* _WHAT THE TASK ASKS_
Reproduce all the entries precisely.

::::

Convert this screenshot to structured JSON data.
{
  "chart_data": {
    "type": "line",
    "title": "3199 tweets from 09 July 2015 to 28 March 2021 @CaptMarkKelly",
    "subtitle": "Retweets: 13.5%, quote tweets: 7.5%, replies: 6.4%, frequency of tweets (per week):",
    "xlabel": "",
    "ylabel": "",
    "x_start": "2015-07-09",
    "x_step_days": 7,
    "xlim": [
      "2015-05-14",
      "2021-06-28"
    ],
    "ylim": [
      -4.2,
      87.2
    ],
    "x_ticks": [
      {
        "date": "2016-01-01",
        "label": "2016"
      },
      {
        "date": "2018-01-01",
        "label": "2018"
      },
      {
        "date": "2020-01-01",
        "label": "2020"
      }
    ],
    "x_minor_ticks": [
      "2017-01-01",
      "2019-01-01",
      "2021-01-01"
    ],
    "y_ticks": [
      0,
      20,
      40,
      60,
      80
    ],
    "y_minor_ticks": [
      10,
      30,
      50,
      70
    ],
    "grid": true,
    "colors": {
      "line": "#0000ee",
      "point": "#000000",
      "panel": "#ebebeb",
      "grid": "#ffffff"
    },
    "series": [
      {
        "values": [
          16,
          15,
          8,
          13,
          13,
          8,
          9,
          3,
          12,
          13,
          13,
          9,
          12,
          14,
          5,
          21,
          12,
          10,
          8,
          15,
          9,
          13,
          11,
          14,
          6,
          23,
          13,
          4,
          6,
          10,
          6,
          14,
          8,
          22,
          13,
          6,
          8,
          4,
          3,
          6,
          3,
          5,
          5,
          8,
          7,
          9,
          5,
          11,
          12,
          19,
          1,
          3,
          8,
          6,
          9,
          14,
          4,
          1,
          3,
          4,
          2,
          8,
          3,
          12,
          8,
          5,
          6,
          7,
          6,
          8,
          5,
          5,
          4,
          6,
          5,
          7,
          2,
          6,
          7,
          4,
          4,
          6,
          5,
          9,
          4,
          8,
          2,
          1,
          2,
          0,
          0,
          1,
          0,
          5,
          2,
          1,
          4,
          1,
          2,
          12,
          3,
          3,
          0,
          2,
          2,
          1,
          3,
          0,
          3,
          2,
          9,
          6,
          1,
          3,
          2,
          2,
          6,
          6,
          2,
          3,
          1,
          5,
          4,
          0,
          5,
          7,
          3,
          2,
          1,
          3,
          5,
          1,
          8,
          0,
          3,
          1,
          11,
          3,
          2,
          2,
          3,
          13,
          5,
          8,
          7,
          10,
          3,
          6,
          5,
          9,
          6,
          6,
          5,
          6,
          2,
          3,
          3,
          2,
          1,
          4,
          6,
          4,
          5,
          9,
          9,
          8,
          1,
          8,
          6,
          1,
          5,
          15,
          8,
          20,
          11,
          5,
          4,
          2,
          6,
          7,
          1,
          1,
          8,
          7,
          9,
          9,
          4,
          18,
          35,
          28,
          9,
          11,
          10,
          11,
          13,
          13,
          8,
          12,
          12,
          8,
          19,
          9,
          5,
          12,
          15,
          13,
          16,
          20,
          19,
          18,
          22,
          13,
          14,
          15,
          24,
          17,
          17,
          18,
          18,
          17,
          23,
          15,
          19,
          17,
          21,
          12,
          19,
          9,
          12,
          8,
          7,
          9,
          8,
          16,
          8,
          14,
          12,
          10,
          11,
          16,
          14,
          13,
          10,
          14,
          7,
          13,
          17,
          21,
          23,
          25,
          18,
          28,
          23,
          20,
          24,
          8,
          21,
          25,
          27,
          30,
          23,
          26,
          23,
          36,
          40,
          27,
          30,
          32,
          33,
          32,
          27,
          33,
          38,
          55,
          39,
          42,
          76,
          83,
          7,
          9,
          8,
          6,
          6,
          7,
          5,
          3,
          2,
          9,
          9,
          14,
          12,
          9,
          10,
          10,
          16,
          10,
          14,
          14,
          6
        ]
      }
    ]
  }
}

::::

* _FULL RESPONSE_
Convert this screenshot to structured JSON data.
{
  "chart_data": {
    "type": "line",
    "title": "3199 tweets from 09 July 2015 to 28 March 2021 @CaptMarkKelly",
    "subtitle": "Retweets: 13.5%, quote tweets: 7.5%, replies: 6.4%, frequency of tweets (per week):",
    "xlabel": "",
    "ylabel": "",
    "x_start": "2015-07-09",
    "x_step_days": 7,
    "xlim": [
      "2015-05-14",
      "2021-06-28"
    ],
    "ylim": [
      -4.2,
      87.2
    ],
    "x_ticks": [
      {
        "date": "2016-01-01",
        "label": "2016"
      },
      {
        "date": "2018-01-01",
        "label": "2018"
      },
      {
        "date": "2020-01-01",
        "label": "2020"
      }
    ],
    "x_minor_ticks": [
      "2017-01-01",
      "2019-01-01",
      "2021-01-01"
    ],
    "y_ticks": [
      0,
      20,
      40,
      60,
      80
    ],
    "y_minor_ticks": [
      10,
      30,
      50,
      70
    ],
    "grid": true,
    "colors": {
      "line": "#0000ee",
      "point": "#000000",
      "panel": "#ebebeb",
      "grid": "#ffffff"
    },
    "series": [
      {
        "values": [
          16,
          15,
          8,
          13,
          13,
          8,
          9,
          3,
          12,
          13,
          13,
          9,
          12,
          14,
          5,
          21,
          12,
          10,
          8,
          15,
          9,
          13,
          11,
          14,
          6,
          23,
          13,
          4,
          6,
          10,
          6,
          14,
          8,
          22,
          13,
          6,
          8,
          4,
          3,
          6,
          3,
          5,
          5,
          8,
          7,
          9,
          5,
          11,
          12,
          19,
          1,
          3,
          8,
          6,
          9,
          14,
          4,
          1,
          3,
          4,
          2,
          8,
          3,
          12,
          8,
          5,
          6,
          7,
          6,
          8,
          5,
          5,
          4,
          6,
          5,
          7,
          2,
          6,
          7,
          4,
          4,
          6,
          5,
          9,
          4,
          8,
          2,
          1,
          2,
          0,
          0,
          1,
          0,
          5,
          2,
          1,
          4,
          1,
          2,
          12,
          3,
          3,
          0,
          2,
          2,
          1,
          3,
          0,
          3,
          2,
          9,
          6,
          1,
          3,
          2,
          2,
          6,
          6,
          2,
          3,
          1,
          5,
          4,
          0,
          5,
          7,
          3,
          2,
          1,
          3,
          5,
          1,
          8,
          0,
          3,
          1,
          11,
          3,
          2,
          2,
          3,
          13,
          5,
          8,
          7,
          10,
          3,
          6,
          5,
          9,
          6,
          6,
          5,
          6,
          2,
          3,
          3,
          2,
          1,
          4,
          6,
          4,
          5,
          9,
          9,
          8,
          1,
          8,
          6,
          1,
          5,
          15,
          8,
          20,
          11,
          5,
          4,
          2,
          6,
          7,
          1,
          1,
          8,
          7,
          9,
          9,
          4,
          18,
          35,
          28,
          9,
          11,
          10,
          11,
          13,
          13,
          8,
          12,
          12,
          8,
          19,
          9,
          5,
          12,
          15,
          13,
          16,
          20,
          19,
          18,
          22,
          13,
          14,
          15,
          24,
          17,
          17,
          18,
          18,
          17,
          23,
          15,
          19,
          17,
          21,
          12,
          19,
          9,
          12,
          8,
          7,
          9,
          8,
          16,
          8,
          14,
          12,
          10,
          11,
          16,
          14,
          13,
          10,
          14,
          7,
          13,
          17,
          21,
          23,
          25,
          18,
          28,
          23,
          20,
          24,
          8,
          21,
          25,
          27,
          30,
          23,
          26,
          23,
          36,
          40,
          27,
          30,
          32,
          33,
          32,
          27,
          33,
          38,
          55,
          39,
          42,
          76,
          83,
          7,
          9,
          8,
          6,
          6,
          7,
          5,
          3,
          2,
          9,
          9,
          14,
          12,
          9,
          10,
          10,
          16,
          10,
          14,
          14,
          6
        ]
      }
    ]
  }
}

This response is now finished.